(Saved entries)
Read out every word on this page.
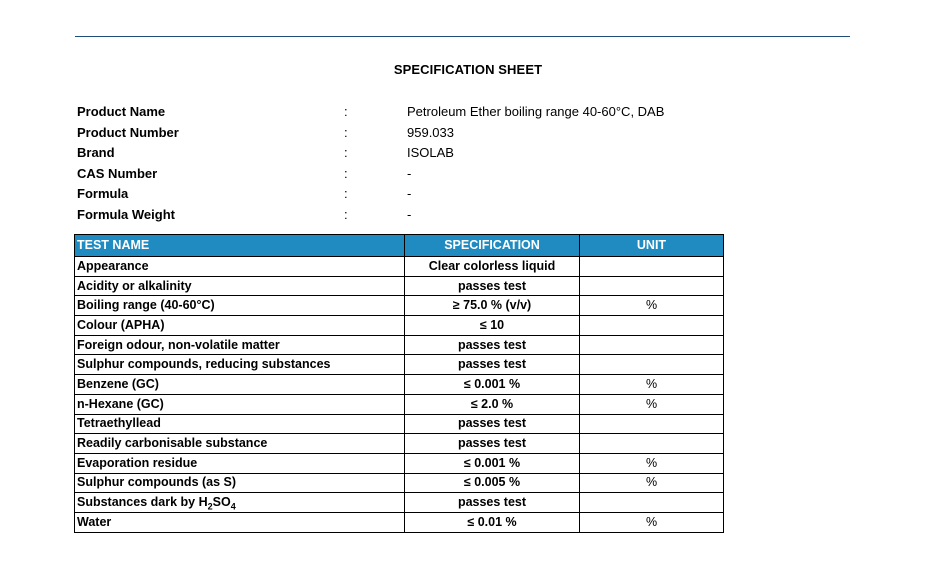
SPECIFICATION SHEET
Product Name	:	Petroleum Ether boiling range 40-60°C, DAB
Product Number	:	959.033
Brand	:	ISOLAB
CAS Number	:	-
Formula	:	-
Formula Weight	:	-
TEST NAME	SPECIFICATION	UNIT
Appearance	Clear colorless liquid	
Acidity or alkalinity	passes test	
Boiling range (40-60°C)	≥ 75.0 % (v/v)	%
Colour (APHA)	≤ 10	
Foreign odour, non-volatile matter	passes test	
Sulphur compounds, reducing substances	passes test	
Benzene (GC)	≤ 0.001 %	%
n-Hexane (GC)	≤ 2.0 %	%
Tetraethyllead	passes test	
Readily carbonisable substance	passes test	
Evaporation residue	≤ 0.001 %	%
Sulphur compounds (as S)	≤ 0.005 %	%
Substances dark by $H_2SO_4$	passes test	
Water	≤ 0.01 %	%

### Problem requirements
Report each line in the preceding entries that holds the string "Sulphur".

### In response
Sulphur compounds, reducing substances	passes test	
Sulphur compounds (as S)	≤ 0.005 %	%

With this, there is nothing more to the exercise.